═══ Provided records ═══
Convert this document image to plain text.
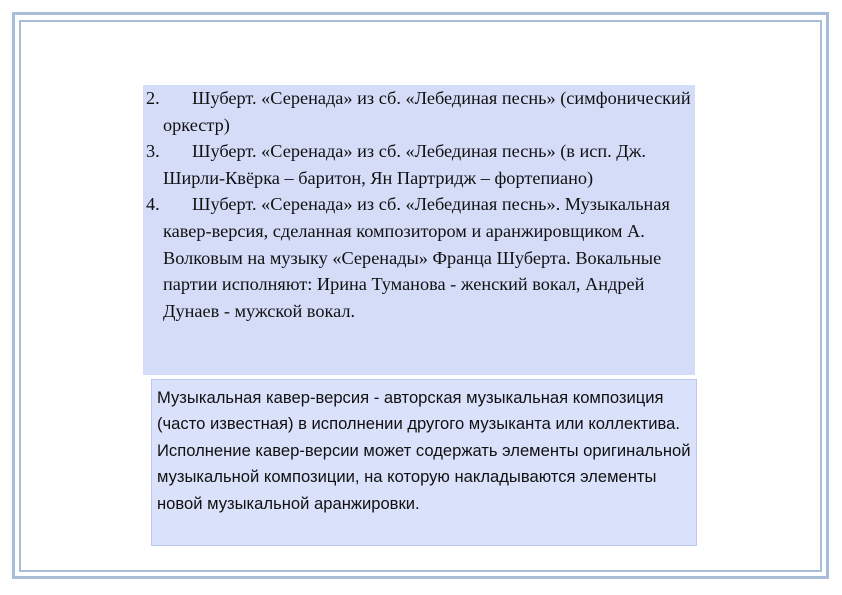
2.	Шуберт. «Серенада» из сб. «Лебединая песнь» (симфонический оркестр)
3.	Шуберт. «Серенада» из сб. «Лебединая песнь» (в исп. Дж. Ширли-Квёрка – баритон, Ян Партридж – фортепиано)
4.	Шуберт. «Серенада» из сб. «Лебединая песнь». Музыкальная кавер-версия, сделанная композитором и аранжировщиком А. Волковым на музыку «Серенады» Франца Шуберта. Вокальные партии исполняют: Ирина Туманова - женский вокал, Андрей Дунаев - мужской вокал.

Музыкальная кавер-версия - авторская музыкальная композиция (часто известная) в исполнении другого музыканта или коллектива. Исполнение кавер-версии может содержать элементы оригинальной музыкальной композиции, на которую накладываются элементы новой музыкальной аранжировки.
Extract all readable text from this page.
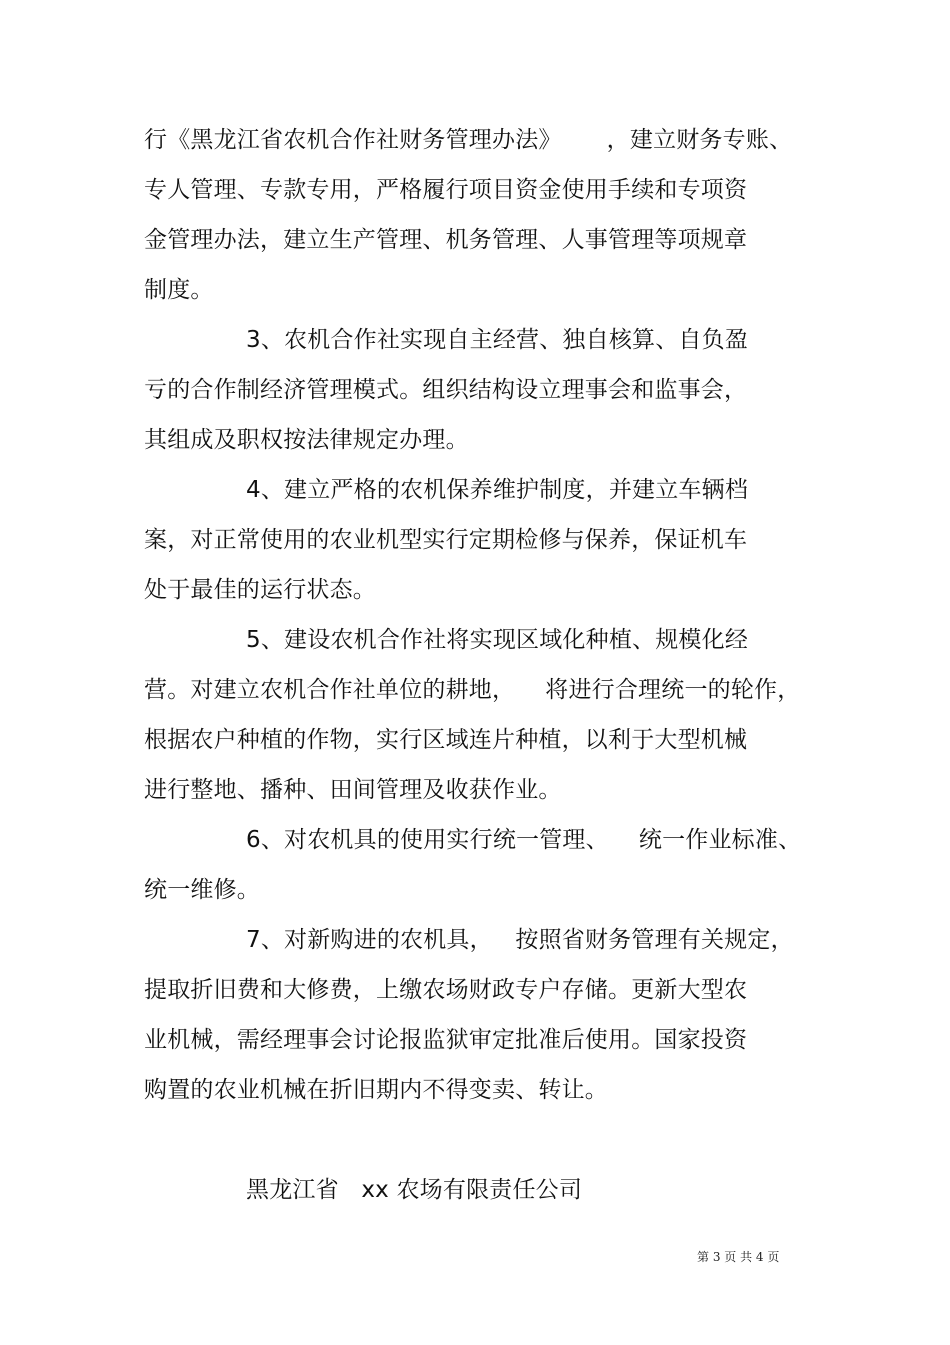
行《黑龙江省农机合作社财务管理办法》      ，建立财务专账、
专人管理、专款专用，严格履行项目资金使用手续和专项资
金管理办法，建立生产管理、机务管理、人事管理等项规章
制度。
3、农机合作社实现自主经营、独自核算、自负盈
亏的合作制经济管理模式。组织结构设立理事会和监事会，
其组成及职权按法律规定办理。
4、建立严格的农机保养维护制度，并建立车辆档
案，对正常使用的农业机型实行定期检修与保养，保证机车
处于最佳的运行状态。
5、建设农机合作社将实现区域化种植、规模化经
营。对建立农机合作社单位的耕地，    将进行合理统一的轮作，
根据农户种植的作物，实行区域连片种植，以利于大型机械
进行整地、播种、田间管理及收获作业。
6、对农机具的使用实行统一管理、    统一作业标准、
统一维修。
7、对新购进的农机具，   按照省财务管理有关规定，
提取折旧费和大修费，上缴农场财政专户存储。更新大型农
业机械，需经理事会讨论报监狱审定批准后使用。国家投资
购置的农业机械在折旧期内不得变卖、转让。
黑龙江省   xx 农场有限责任公司
第 3 页 共 4 页
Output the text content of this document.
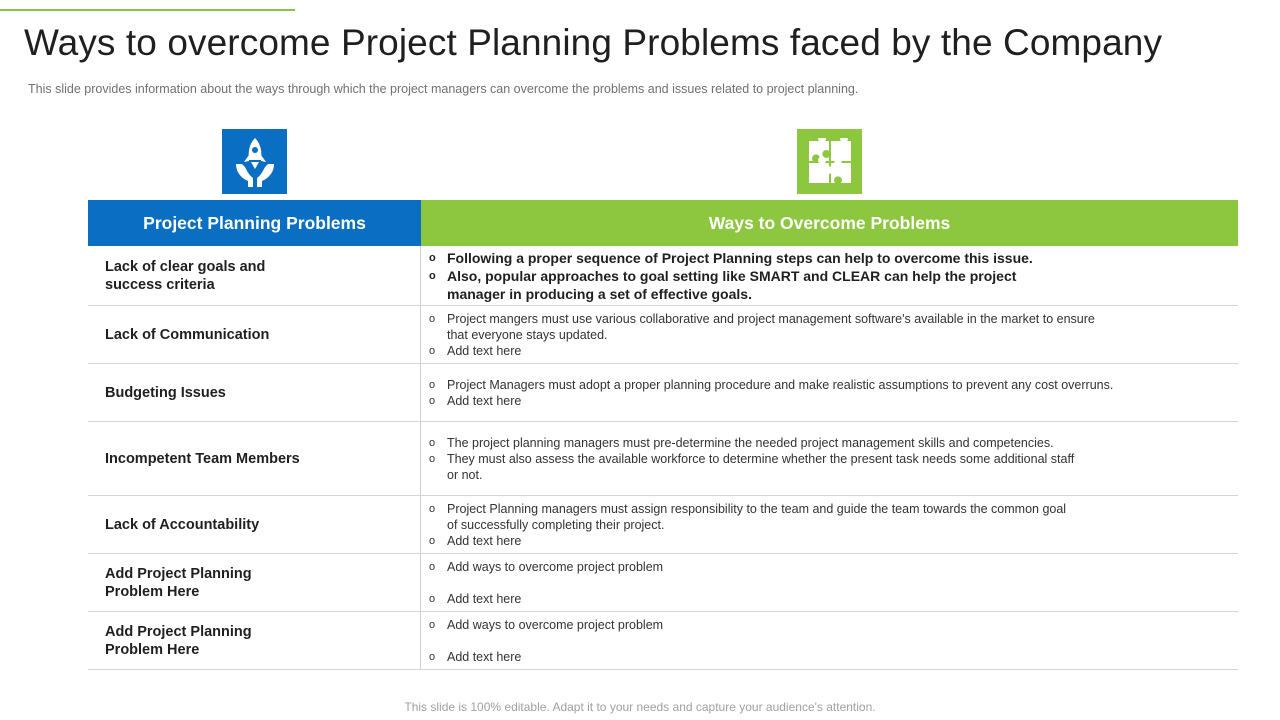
Ways to overcome Project Planning Problems faced by the Company
This slide provides information about the ways through which the project managers can overcome the problems and issues related to project planning.
Project Planning Problems	Ways to Overcome Problems
Lack of clear goals and
success criteria
o Following a proper sequence of Project Planning steps can help to overcome this issue.
o Also, popular approaches to goal setting like SMART and CLEAR can help the project manager in producing a set of effective goals.
Lack of Communication
o Project mangers must use various collaborative and project management software's available in the market to ensure that everyone stays updated.
o Add text here
Budgeting Issues	o Project Managers must adopt a proper planning procedure and make realistic assumptions to prevent any cost overruns.
o Add text here
Incompetent Team Members
o The project planning managers must pre-determine the needed project management skills and competencies.
o They must also assess the available workforce to determine whether the present task needs some additional staff or not.
Lack of Accountability
o Project Planning managers must assign responsibility to the team and guide the team towards the common goal of successfully completing their project.
o Add text here
Add Project Planning
Problem Here
o Add ways to overcome project problem
o Add text here
Add Project Planning
Problem Here
o Add ways to overcome project problem
o Add text here
This slide is 100% editable. Adapt it to your needs and capture your audience's attention.
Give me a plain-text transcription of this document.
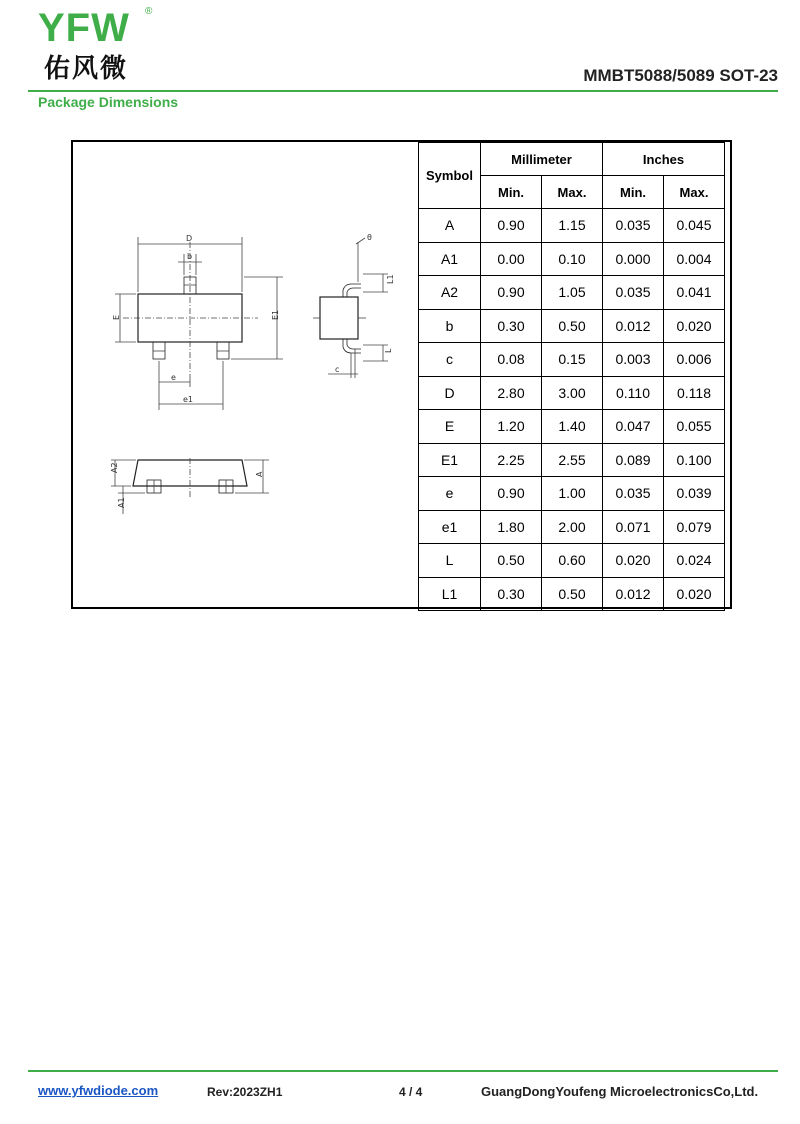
YFW ®
佑风微	MMBT5088/5089 SOT-23
Package Dimensions
D
b
E	E1
e
e1
θ
L1
L
c
A2
A
A1
Symbol	Millimeter		Inches	
	Min.	Max.	Min.	Max.
A	0.90	1.15	0.035	0.045
A1	0.00	0.10	0.000	0.004
A2	0.90	1.05	0.035	0.041
b	0.30	0.50	0.012	0.020
c	0.08	0.15	0.003	0.006
D	2.80	3.00	0.110	0.118
E	1.20	1.40	0.047	0.055
E1	2.25	2.55	0.089	0.100
e	0.90	1.00	0.035	0.039
e1	1.80	2.00	0.071	0.079
L	0.50	0.60	0.020	0.024
L1	0.30	0.50	0.012	0.020
www.yfwdiode.com	Rev:2023ZH1	4 / 4	GuangDongYoufeng MicroelectronicsCo,Ltd.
═══
■ The task:
Check each line of the records above for the word "help", then give the number of lines that have it, with no other words.

■ Exercise output:
2